** start of Provided material **

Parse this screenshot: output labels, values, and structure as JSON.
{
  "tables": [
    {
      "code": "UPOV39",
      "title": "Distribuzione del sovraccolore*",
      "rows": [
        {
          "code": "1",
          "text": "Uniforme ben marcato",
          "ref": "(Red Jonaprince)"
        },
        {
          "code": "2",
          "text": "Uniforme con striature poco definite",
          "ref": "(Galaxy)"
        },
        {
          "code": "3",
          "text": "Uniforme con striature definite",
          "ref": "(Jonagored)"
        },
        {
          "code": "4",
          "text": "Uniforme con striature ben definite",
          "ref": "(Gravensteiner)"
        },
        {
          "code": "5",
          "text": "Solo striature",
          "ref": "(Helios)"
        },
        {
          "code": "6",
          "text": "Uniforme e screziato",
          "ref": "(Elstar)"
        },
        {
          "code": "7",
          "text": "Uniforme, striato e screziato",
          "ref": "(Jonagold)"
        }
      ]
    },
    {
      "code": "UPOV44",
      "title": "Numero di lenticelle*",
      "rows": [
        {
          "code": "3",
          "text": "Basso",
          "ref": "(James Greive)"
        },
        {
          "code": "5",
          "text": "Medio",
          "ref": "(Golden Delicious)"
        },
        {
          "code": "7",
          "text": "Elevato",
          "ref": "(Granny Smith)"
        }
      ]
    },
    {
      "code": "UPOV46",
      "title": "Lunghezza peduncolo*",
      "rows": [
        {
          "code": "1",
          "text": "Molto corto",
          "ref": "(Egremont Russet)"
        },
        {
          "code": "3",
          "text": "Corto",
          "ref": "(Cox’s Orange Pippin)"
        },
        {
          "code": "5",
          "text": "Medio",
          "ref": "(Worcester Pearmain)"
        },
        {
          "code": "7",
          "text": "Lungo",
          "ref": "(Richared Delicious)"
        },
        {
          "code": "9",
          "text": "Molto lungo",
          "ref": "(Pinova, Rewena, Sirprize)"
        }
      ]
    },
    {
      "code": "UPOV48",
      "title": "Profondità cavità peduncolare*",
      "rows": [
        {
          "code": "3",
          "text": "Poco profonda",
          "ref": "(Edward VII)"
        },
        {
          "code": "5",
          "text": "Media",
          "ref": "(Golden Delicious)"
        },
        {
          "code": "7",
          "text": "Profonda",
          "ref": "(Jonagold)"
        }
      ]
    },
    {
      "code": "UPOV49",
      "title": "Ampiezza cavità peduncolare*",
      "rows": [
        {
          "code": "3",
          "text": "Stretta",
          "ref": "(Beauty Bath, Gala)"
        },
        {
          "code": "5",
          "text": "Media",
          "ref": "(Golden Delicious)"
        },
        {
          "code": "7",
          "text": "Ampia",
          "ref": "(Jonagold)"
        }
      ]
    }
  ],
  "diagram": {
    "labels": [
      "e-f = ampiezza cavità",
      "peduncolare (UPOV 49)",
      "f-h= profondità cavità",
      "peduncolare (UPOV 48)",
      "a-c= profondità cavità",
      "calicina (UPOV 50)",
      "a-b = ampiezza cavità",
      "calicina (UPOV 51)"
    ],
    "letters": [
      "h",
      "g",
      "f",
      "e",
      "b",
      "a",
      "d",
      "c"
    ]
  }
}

** end of Provided material **

The entries above should be repeated exactly, every one of them.

• [Full output]
Parse this screenshot: output labels, values, and structure as JSON.
{
  "tables": [
    {
      "code": "UPOV39",
      "title": "Distribuzione del sovraccolore*",
      "rows": [
        {
          "code": "1",
          "text": "Uniforme ben marcato",
          "ref": "(Red Jonaprince)"
        },
        {
          "code": "2",
          "text": "Uniforme con striature poco definite",
          "ref": "(Galaxy)"
        },
        {
          "code": "3",
          "text": "Uniforme con striature definite",
          "ref": "(Jonagored)"
        },
        {
          "code": "4",
          "text": "Uniforme con striature ben definite",
          "ref": "(Gravensteiner)"
        },
        {
          "code": "5",
          "text": "Solo striature",
          "ref": "(Helios)"
        },
        {
          "code": "6",
          "text": "Uniforme e screziato",
          "ref": "(Elstar)"
        },
        {
          "code": "7",
          "text": "Uniforme, striato e screziato",
          "ref": "(Jonagold)"
        }
      ]
    },
    {
      "code": "UPOV44",
      "title": "Numero di lenticelle*",
      "rows": [
        {
          "code": "3",
          "text": "Basso",
          "ref": "(James Greive)"
        },
        {
          "code": "5",
          "text": "Medio",
          "ref": "(Golden Delicious)"
        },
        {
          "code": "7",
          "text": "Elevato",
          "ref": "(Granny Smith)"
        }
      ]
    },
    {
      "code": "UPOV46",
      "title": "Lunghezza peduncolo*",
      "rows": [
        {
          "code": "1",
          "text": "Molto corto",
          "ref": "(Egremont Russet)"
        },
        {
          "code": "3",
          "text": "Corto",
          "ref": "(Cox’s Orange Pippin)"
        },
        {
          "code": "5",
          "text": "Medio",
          "ref": "(Worcester Pearmain)"
        },
        {
          "code": "7",
          "text": "Lungo",
          "ref": "(Richared Delicious)"
        },
        {
          "code": "9",
          "text": "Molto lungo",
          "ref": "(Pinova, Rewena, Sirprize)"
        }
      ]
    },
    {
      "code": "UPOV48",
      "title": "Profondità cavità peduncolare*",
      "rows": [
        {
          "code": "3",
          "text": "Poco profonda",
          "ref": "(Edward VII)"
        },
        {
          "code": "5",
          "text": "Media",
          "ref": "(Golden Delicious)"
        },
        {
          "code": "7",
          "text": "Profonda",
          "ref": "(Jonagold)"
        }
      ]
    },
    {
      "code": "UPOV49",
      "title": "Ampiezza cavità peduncolare*",
      "rows": [
        {
          "code": "3",
          "text": "Stretta",
          "ref": "(Beauty Bath, Gala)"
        },
        {
          "code": "5",
          "text": "Media",
          "ref": "(Golden Delicious)"
        },
        {
          "code": "7",
          "text": "Ampia",
          "ref": "(Jonagold)"
        }
      ]
    }
  ],
  "diagram": {
    "labels": [
      "e-f = ampiezza cavità",
      "peduncolare (UPOV 49)",
      "f-h= profondità cavità",
      "peduncolare (UPOV 48)",
      "a-c= profondità cavità",
      "calicina (UPOV 50)",
      "a-b = ampiezza cavità",
      "calicina (UPOV 51)"
    ],
    "letters": [
      "h",
      "g",
      "f",
      "e",
      "b",
      "a",
      "d",
      "c"
    ]
  }
}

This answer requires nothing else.